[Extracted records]
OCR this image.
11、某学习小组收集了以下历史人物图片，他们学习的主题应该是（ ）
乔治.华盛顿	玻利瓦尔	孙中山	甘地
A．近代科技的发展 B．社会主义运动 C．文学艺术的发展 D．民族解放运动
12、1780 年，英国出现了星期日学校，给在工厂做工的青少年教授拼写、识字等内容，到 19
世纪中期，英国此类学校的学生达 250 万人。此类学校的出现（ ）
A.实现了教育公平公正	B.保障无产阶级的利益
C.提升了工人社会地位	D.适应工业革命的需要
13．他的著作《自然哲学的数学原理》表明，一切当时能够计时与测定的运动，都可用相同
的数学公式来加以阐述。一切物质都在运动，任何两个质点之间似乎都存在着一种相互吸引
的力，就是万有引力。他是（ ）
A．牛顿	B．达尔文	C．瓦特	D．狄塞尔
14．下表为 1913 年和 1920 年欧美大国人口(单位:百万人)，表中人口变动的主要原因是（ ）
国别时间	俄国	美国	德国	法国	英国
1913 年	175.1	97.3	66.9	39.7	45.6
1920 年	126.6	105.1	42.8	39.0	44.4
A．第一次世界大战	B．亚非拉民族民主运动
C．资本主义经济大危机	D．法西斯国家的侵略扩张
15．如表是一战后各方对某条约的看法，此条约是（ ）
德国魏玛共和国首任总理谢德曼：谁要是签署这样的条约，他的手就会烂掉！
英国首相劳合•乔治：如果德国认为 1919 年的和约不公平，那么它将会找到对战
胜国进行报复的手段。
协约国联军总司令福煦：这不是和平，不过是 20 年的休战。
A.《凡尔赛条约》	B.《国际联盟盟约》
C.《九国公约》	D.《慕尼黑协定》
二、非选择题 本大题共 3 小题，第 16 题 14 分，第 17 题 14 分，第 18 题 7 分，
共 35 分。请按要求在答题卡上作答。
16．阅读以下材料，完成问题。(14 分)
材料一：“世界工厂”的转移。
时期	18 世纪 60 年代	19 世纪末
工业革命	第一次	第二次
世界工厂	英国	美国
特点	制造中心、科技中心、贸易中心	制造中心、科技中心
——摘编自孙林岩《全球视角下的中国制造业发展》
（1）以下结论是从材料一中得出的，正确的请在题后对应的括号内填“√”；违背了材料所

- [Written exercise]
Copy each line of the data exactly, leaving nothing out.

- [Complete response]
OCR this image.
11、某学习小组收集了以下历史人物图片，他们学习的主题应该是（ ）
乔治.华盛顿	玻利瓦尔	孙中山	甘地
A．近代科技的发展 B．社会主义运动 C．文学艺术的发展 D．民族解放运动
12、1780 年，英国出现了星期日学校，给在工厂做工的青少年教授拼写、识字等内容，到 19
世纪中期，英国此类学校的学生达 250 万人。此类学校的出现（ ）
A.实现了教育公平公正	B.保障无产阶级的利益
C.提升了工人社会地位	D.适应工业革命的需要
13．他的著作《自然哲学的数学原理》表明，一切当时能够计时与测定的运动，都可用相同
的数学公式来加以阐述。一切物质都在运动，任何两个质点之间似乎都存在着一种相互吸引
的力，就是万有引力。他是（ ）
A．牛顿	B．达尔文	C．瓦特	D．狄塞尔
14．下表为 1913 年和 1920 年欧美大国人口(单位:百万人)，表中人口变动的主要原因是（ ）
国别时间	俄国	美国	德国	法国	英国
1913 年	175.1	97.3	66.9	39.7	45.6
1920 年	126.6	105.1	42.8	39.0	44.4
A．第一次世界大战	B．亚非拉民族民主运动
C．资本主义经济大危机	D．法西斯国家的侵略扩张
15．如表是一战后各方对某条约的看法，此条约是（ ）
德国魏玛共和国首任总理谢德曼：谁要是签署这样的条约，他的手就会烂掉！
英国首相劳合•乔治：如果德国认为 1919 年的和约不公平，那么它将会找到对战
胜国进行报复的手段。
协约国联军总司令福煦：这不是和平，不过是 20 年的休战。
A.《凡尔赛条约》	B.《国际联盟盟约》
C.《九国公约》	D.《慕尼黑协定》
二、非选择题 本大题共 3 小题，第 16 题 14 分，第 17 题 14 分，第 18 题 7 分，
共 35 分。请按要求在答题卡上作答。
16．阅读以下材料，完成问题。(14 分)
材料一：“世界工厂”的转移。
时期	18 世纪 60 年代	19 世纪末
工业革命	第一次	第二次
世界工厂	英国	美国
特点	制造中心、科技中心、贸易中心	制造中心、科技中心
——摘编自孙林岩《全球视角下的中国制造业发展》
（1）以下结论是从材料一中得出的，正确的请在题后对应的括号内填“√”；违背了材料所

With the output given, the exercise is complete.